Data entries
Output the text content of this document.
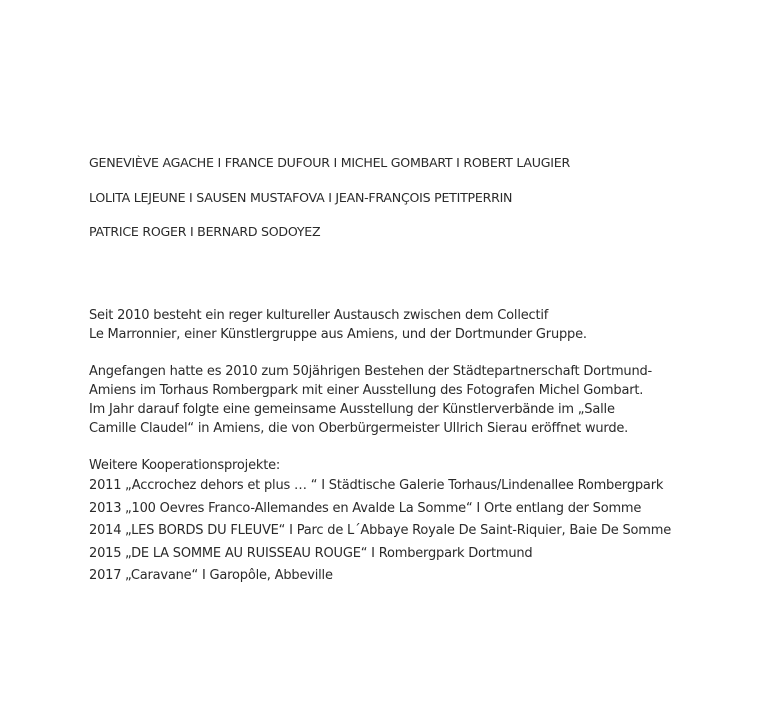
GENEVIÈVE AGACHE I FRANCE DUFOUR I MICHEL GOMBART I ROBERT LAUGIER
LOLITA LEJEUNE I SAUSEN MUSTAFOVA I JEAN-FRANÇOIS PETITPERRIN
PATRICE ROGER I BERNARD SODOYEZ

Seit 2010 besteht ein reger kultureller Austausch zwischen dem Collectif
Le Marronnier, einer Künstlergruppe aus Amiens, und der Dortmunder Gruppe.

Angefangen hatte es 2010 zum 50jährigen Bestehen der Städtepartnerschaft Dortmund-
Amiens im Torhaus Rombergpark mit einer Ausstellung des Fotografen Michel Gombart.
Im Jahr darauf folgte eine gemeinsame Ausstellung der Künstlerverbände im „Salle
Camille Claudel“ in Amiens, die von Oberbürgermeister Ullrich Sierau eröffnet wurde.

Weitere Kooperationsprojekte:
2011 „Accrochez dehors et plus … “ I Städtische Galerie Torhaus/Lindenallee Rombergpark
2013 „100 Oevres Franco-Allemandes en Avalde La Somme“ I Orte entlang der Somme
2014 „LES BORDS DU FLEUVE“ I Parc de L´Abbaye Royale De Saint-Riquier, Baie De Somme
2015 „DE LA SOMME AU RUISSEAU ROUGE“ I Rombergpark Dortmund
2017 „Caravane“ I Garopôle, Abbeville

Set exercise:
Reproduce the data word for word, excluding its pictures.

Answer to this exercise:
Output the text content of this document.
GENEVIÈVE AGACHE I FRANCE DUFOUR I MICHEL GOMBART I ROBERT LAUGIER
LOLITA LEJEUNE I SAUSEN MUSTAFOVA I JEAN-FRANÇOIS PETITPERRIN
PATRICE ROGER I BERNARD SODOYEZ

Seit 2010 besteht ein reger kultureller Austausch zwischen dem Collectif
Le Marronnier, einer Künstlergruppe aus Amiens, und der Dortmunder Gruppe.

Angefangen hatte es 2010 zum 50jährigen Bestehen der Städtepartnerschaft Dortmund-
Amiens im Torhaus Rombergpark mit einer Ausstellung des Fotografen Michel Gombart.
Im Jahr darauf folgte eine gemeinsame Ausstellung der Künstlerverbände im „Salle
Camille Claudel“ in Amiens, die von Oberbürgermeister Ullrich Sierau eröffnet wurde.

Weitere Kooperationsprojekte:
2011 „Accrochez dehors et plus … “ I Städtische Galerie Torhaus/Lindenallee Rombergpark
2013 „100 Oevres Franco-Allemandes en Avalde La Somme“ I Orte entlang der Somme
2014 „LES BORDS DU FLEUVE“ I Parc de L´Abbaye Royale De Saint-Riquier, Baie De Somme
2015 „DE LA SOMME AU RUISSEAU ROUGE“ I Rombergpark Dortmund
2017 „Caravane“ I Garopôle, Abbeville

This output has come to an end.